Written instruction:
Look through the material below and count the lines with the string "JSON". Report only the count.

Dataset entries:

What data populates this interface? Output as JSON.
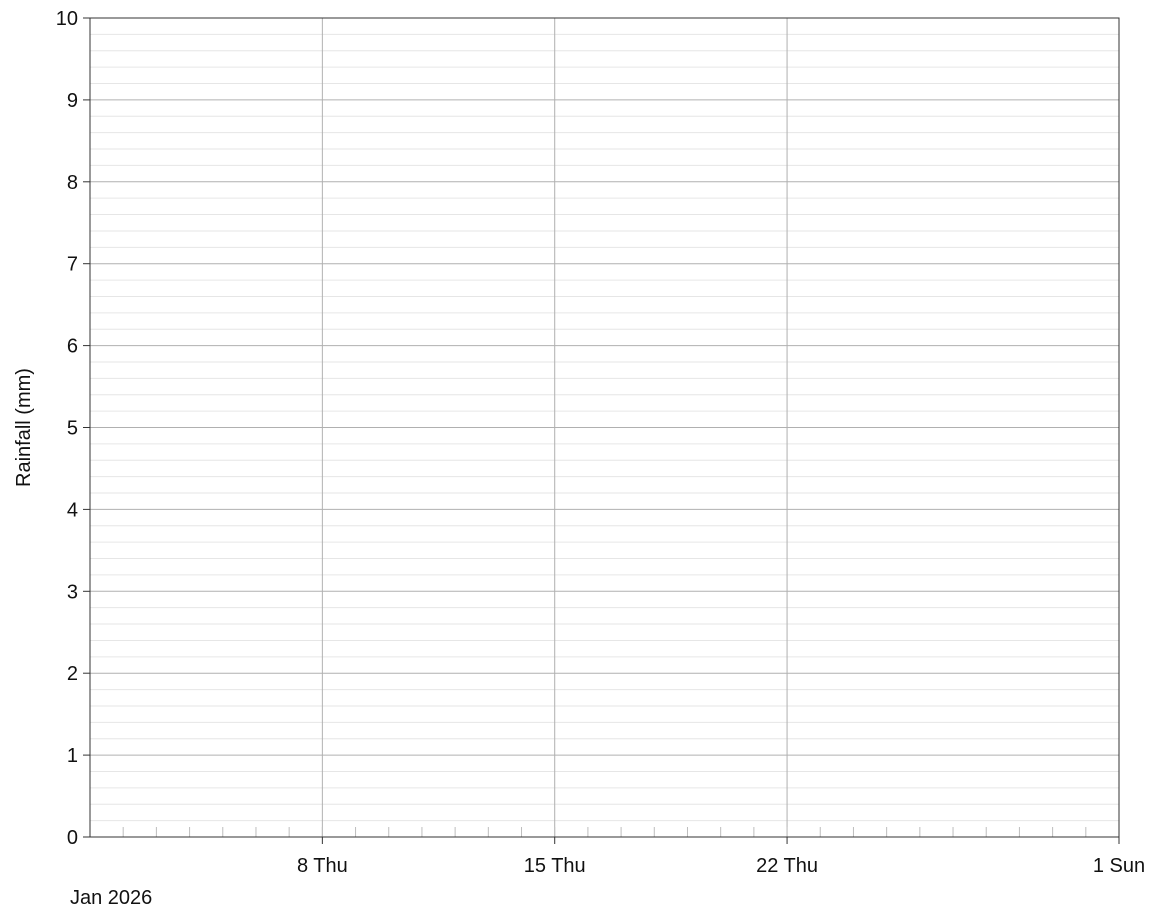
{
  "chart_data": {
    "type": "bar",
    "title": "",
    "ylabel": "Rainfall (mm)",
    "xlabel": "",
    "period_label": "Jan 2026",
    "ylim": [
      0,
      10
    ],
    "y_ticks": [
      "0",
      "1",
      "2",
      "3",
      "4",
      "5",
      "6",
      "7",
      "8",
      "9",
      "10"
    ],
    "x_range": [
      "2026-01-01",
      "2026-02-01"
    ],
    "x_tick_labels": [
      {
        "date": "2026-01-08",
        "label": "8 Thu"
      },
      {
        "date": "2026-01-15",
        "label": "15 Thu"
      },
      {
        "date": "2026-01-22",
        "label": "22 Thu"
      },
      {
        "date": "2026-02-01",
        "label": "1 Sun"
      }
    ],
    "series": [
      {
        "values": []
      }
    ],
    "grid": true,
    "colors": {
      "axis": "#333333",
      "major_grid": "#b0b0b0",
      "minor_grid": "#e6e6e6"
    }
  }
}
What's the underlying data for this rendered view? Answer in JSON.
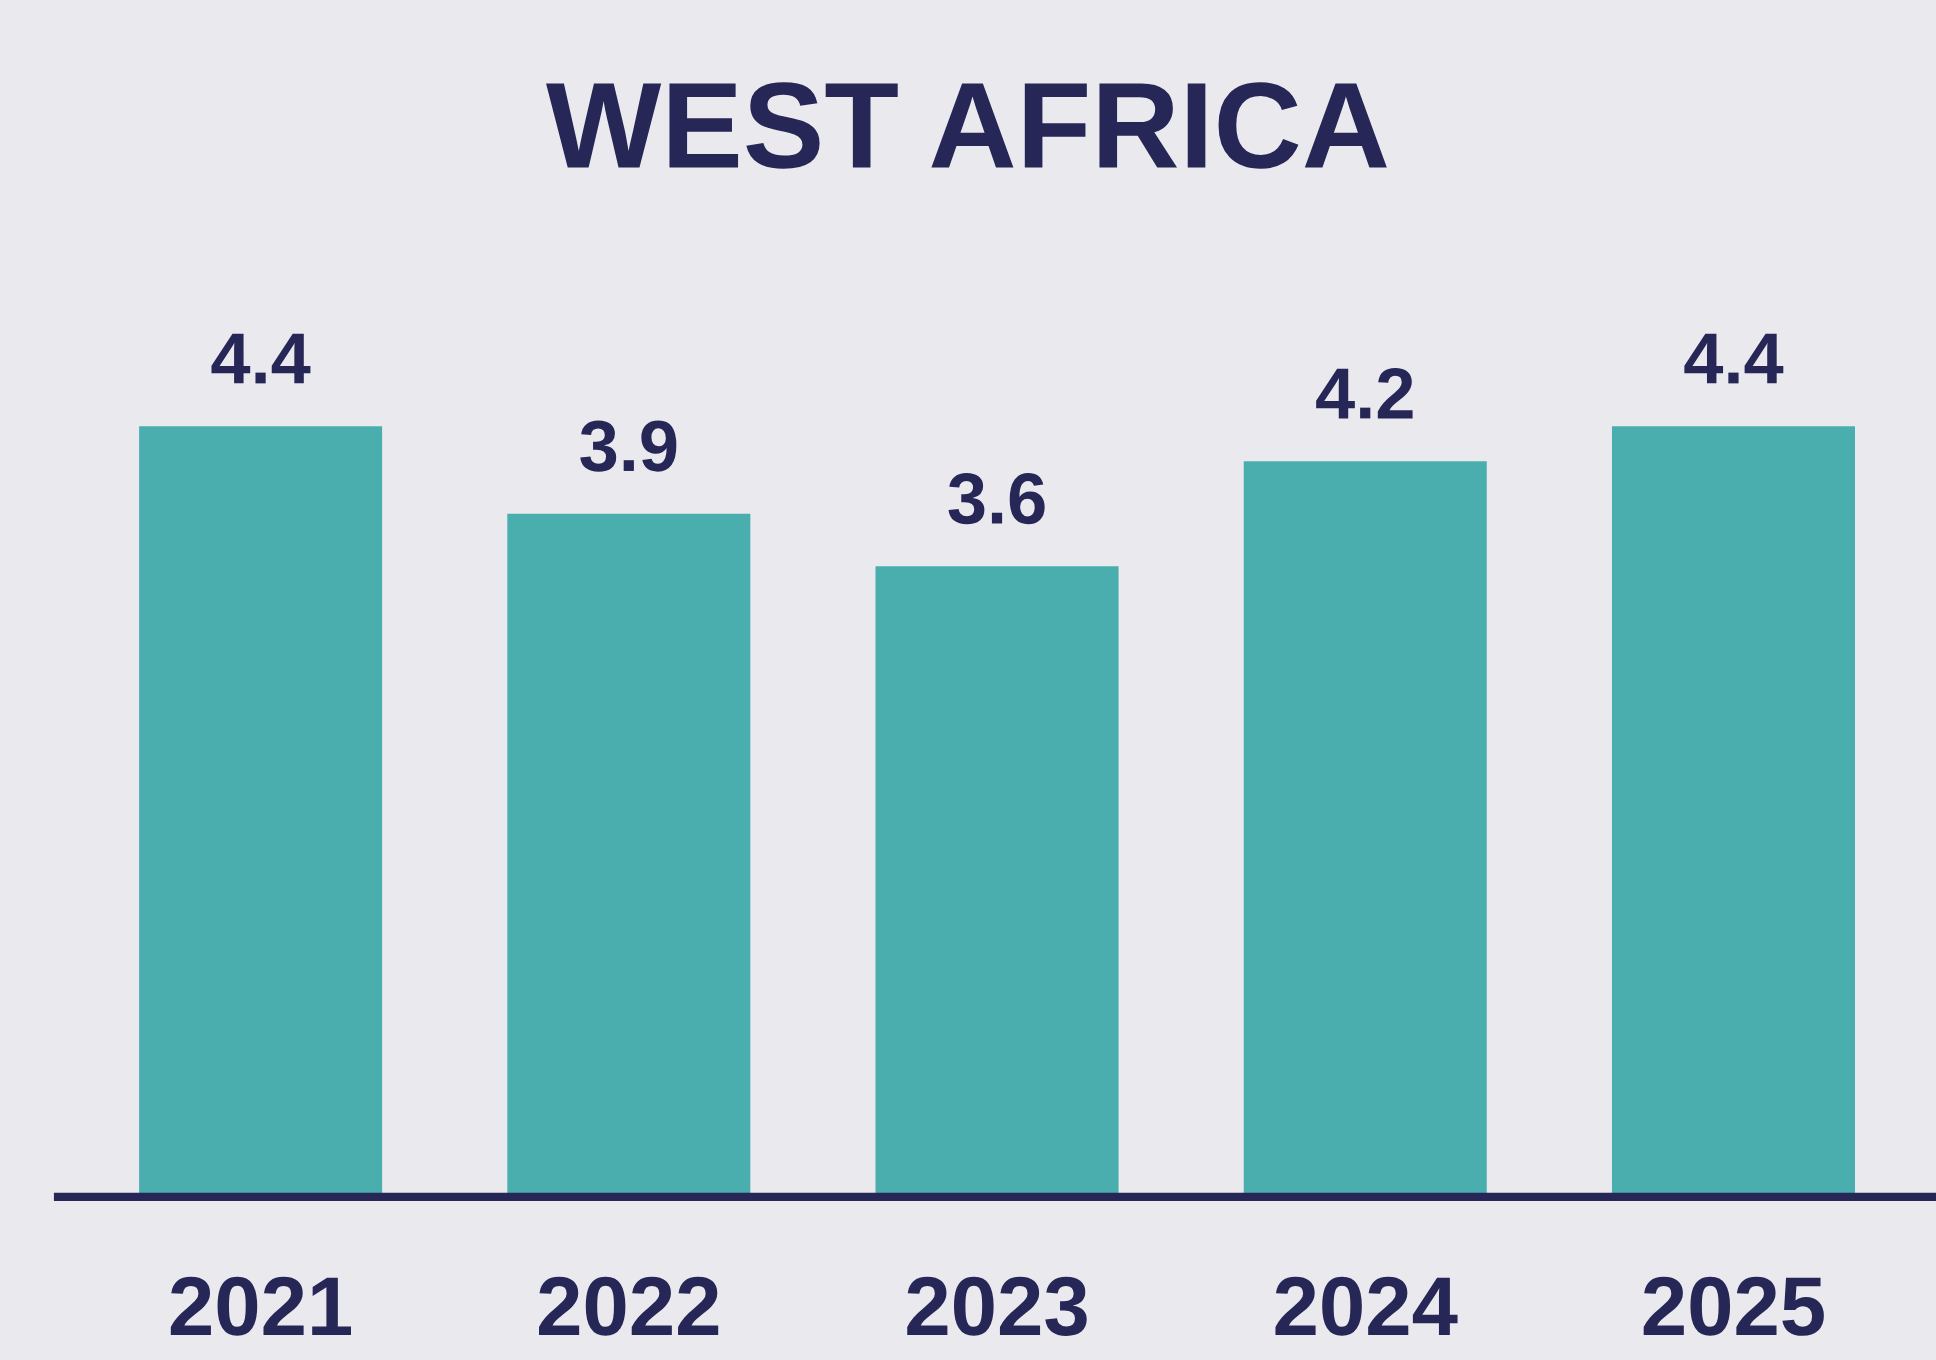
{
  "chart_data": {
    "type": "bar",
    "title": "WEST AFRICA",
    "categories": [
      "2021",
      "2022",
      "2023",
      "2024",
      "2025"
    ],
    "values": [
      4.4,
      3.9,
      3.6,
      4.2,
      4.4
    ],
    "color": "#4aaeae",
    "data_labels": true,
    "grid": false,
    "legend": false
  }
}
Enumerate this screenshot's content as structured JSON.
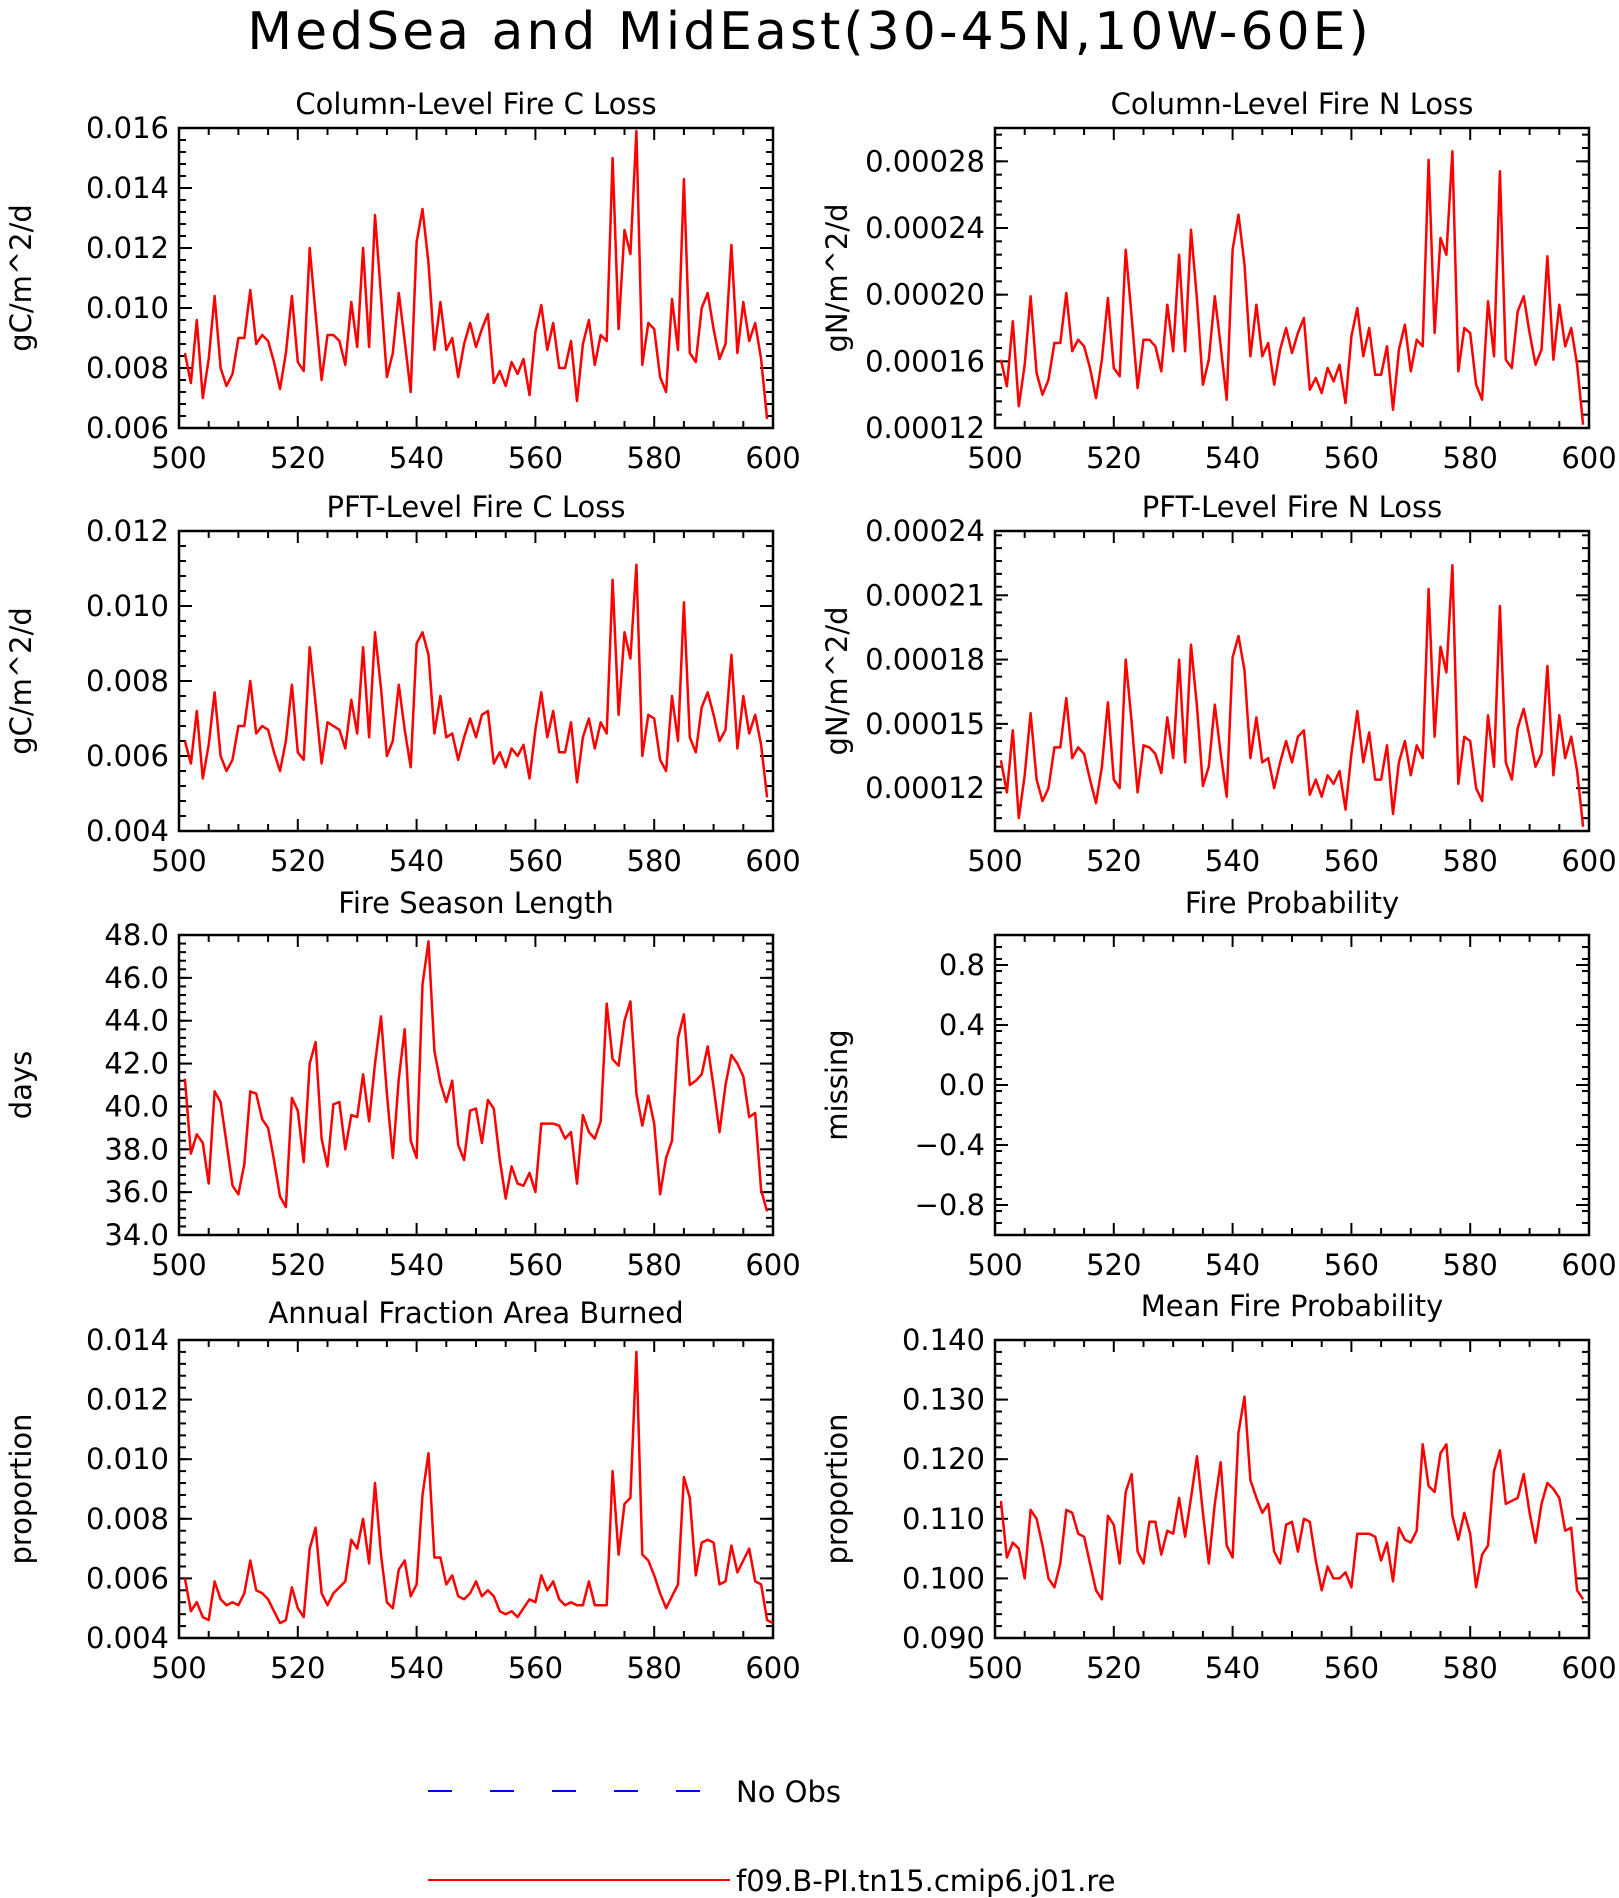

The response:
3